------ Document passage

Melting temperatures of tC^O-containing duplexes (), the corresponding unmodified duplexes () and the difference in melting temperature as a result of changing one C for tC^O (ΔT_m)

Sequencea	Sequence name	(°C)b	(°C)b	Δ Tm(°C)
5′-CGCA-GtCOA-TCG-3′	GA	42	45	−3
5′-CGCA-GtCOG-TCG-3′	GG	53	50	3
5′-CGCA-GtCOC-TCG-3′	GC	48	49	−1
5′-CGCA-GtCOT-TCG-3′	GT	46	46	0
5′-CGCA-AtCOA-TCG-3′	AA	41	41	0
5′-CGCA-AtCOG-TCG-3′	AG	45	43	2
5′-CGCA-AtCOC-TCG-3′	AC	43	43	0
5′-CGCA-AtCOT-TCG-3′	AT	39	40	−1
5′-CGCA-CtCOA-TCG-3′	CA	51	46	5
5′-CGCA-CtCOG-TCG-3′	CG	53	48	5
5′-CGCA-CtCOC-TCG-3′	CC	55	48	7
5′-CGCA-CtCOT-TCG-3′	CT	49	44	5
5′-CGCA-TtCOA-TCG-3′	TA	45	41	4
5′-CGCA-TtCOG-TCG-3′	TG	50	45	5
5′-CGCA-TtCOC-TCG-3′	TC	45	41	4
5′-CGCA-TtCOT-TCG-3′	TT	44	39	5
5′-GCC-GAtCOAG-CG-3′	GAAG	49	49	0

^aIn unmodified sequences, tC^O is replaced by cytosine.

------------

- [Task to carry out]
Print the part of the melting-temperature table between "Melting temperatures of" and "for tC^O (ΔT_m)", inclusive, without changing anything.

------ Provided data

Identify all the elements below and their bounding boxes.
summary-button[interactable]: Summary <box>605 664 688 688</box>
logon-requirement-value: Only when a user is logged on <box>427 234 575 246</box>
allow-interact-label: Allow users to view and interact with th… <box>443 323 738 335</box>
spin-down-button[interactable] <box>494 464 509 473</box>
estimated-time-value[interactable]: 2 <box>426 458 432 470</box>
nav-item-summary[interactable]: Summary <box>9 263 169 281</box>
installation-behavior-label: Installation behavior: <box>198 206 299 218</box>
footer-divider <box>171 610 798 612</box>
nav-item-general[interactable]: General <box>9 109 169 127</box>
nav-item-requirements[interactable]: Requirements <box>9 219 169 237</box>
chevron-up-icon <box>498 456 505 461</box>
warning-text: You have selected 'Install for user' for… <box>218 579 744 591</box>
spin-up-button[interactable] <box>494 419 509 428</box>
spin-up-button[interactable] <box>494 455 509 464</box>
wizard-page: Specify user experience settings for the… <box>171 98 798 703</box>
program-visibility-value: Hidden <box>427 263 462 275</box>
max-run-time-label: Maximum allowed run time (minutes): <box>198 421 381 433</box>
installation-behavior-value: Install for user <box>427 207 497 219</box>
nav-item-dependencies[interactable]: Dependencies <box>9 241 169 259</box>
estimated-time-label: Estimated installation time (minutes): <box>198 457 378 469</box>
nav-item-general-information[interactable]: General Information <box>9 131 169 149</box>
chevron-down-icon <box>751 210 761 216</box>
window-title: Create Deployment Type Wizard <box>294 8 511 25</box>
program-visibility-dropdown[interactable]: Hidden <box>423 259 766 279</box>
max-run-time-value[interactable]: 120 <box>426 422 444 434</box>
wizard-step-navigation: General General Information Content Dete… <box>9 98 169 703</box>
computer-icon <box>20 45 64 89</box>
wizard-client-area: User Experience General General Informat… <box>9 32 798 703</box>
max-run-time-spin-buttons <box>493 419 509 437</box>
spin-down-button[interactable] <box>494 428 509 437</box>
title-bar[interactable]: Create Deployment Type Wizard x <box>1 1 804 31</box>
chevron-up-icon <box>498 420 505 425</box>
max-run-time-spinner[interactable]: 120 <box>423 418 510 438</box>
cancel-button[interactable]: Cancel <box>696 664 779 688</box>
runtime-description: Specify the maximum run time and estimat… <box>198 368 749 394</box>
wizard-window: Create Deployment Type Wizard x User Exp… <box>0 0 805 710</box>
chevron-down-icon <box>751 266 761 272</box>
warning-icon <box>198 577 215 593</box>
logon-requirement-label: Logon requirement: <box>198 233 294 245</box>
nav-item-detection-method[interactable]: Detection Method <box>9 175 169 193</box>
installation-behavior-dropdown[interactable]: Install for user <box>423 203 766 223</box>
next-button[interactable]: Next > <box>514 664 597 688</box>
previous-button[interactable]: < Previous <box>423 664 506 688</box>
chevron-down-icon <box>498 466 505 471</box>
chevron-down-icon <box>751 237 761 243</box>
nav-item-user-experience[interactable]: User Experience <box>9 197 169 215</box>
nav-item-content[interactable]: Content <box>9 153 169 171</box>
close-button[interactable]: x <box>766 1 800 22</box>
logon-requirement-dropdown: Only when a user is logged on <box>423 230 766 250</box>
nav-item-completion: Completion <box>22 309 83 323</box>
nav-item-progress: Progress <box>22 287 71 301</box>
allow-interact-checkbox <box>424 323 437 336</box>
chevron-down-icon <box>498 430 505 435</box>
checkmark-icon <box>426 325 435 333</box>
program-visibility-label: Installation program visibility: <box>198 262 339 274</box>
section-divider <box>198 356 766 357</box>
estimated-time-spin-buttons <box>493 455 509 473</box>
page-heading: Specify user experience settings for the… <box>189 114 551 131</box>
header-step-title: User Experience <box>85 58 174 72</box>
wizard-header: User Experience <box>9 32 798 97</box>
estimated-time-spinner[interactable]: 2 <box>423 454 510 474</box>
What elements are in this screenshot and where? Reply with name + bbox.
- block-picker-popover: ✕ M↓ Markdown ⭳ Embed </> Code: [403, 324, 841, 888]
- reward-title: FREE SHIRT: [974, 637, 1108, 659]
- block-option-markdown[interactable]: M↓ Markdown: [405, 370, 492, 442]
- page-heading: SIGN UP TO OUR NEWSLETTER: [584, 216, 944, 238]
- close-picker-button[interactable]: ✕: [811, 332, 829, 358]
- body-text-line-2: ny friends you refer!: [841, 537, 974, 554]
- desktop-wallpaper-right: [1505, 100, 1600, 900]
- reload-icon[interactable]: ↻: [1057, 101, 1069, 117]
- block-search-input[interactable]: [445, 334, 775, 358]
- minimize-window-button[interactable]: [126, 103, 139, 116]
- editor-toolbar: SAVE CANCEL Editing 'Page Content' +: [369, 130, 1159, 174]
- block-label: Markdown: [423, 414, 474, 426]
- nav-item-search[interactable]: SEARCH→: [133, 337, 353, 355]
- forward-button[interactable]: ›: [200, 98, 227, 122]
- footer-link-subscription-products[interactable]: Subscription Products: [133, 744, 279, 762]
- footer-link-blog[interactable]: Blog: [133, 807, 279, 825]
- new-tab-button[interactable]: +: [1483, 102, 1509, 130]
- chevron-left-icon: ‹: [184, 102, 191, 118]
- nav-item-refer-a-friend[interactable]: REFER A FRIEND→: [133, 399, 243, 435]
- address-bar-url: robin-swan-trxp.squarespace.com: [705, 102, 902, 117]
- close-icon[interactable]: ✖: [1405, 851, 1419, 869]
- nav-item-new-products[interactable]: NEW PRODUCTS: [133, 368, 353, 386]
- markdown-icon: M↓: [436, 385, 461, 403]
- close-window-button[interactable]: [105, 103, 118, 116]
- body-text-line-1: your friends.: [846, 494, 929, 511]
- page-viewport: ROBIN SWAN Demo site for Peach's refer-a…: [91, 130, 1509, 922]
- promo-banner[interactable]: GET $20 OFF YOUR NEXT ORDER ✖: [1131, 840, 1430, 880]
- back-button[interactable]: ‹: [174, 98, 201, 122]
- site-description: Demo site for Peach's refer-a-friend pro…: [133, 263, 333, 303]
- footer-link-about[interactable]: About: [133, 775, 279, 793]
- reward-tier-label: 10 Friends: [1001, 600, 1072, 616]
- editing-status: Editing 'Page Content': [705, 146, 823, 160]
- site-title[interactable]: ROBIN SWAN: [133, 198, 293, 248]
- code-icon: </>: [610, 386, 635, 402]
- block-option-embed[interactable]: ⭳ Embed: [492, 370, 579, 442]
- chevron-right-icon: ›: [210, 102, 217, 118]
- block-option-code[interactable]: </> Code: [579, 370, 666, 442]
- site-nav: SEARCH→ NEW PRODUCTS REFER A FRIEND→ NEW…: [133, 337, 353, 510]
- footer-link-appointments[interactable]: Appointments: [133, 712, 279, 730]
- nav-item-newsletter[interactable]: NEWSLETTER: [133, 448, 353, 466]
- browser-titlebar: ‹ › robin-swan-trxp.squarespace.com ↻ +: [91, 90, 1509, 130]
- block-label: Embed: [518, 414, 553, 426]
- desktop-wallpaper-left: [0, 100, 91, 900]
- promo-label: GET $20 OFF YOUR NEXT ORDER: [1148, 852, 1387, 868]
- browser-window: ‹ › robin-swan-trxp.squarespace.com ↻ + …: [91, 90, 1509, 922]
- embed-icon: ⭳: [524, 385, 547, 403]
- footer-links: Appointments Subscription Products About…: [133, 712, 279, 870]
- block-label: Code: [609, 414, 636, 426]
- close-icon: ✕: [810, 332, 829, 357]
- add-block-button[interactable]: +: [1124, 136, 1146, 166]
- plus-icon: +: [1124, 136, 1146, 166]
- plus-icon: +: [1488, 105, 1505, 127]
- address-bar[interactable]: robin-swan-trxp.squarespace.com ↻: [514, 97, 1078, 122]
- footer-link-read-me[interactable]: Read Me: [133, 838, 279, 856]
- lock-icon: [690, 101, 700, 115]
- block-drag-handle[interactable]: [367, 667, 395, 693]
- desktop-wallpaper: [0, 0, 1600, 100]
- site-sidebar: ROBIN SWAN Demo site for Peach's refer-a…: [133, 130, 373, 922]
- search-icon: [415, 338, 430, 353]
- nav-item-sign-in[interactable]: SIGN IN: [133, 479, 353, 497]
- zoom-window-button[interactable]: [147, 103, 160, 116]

------------

- [Solution to the exercise]
Melting temperatures of tC^O-containing duplexes (), the corresponding unmodified duplexes () and the difference in melting temperature as a result of changing one C for tC^O (ΔT_m)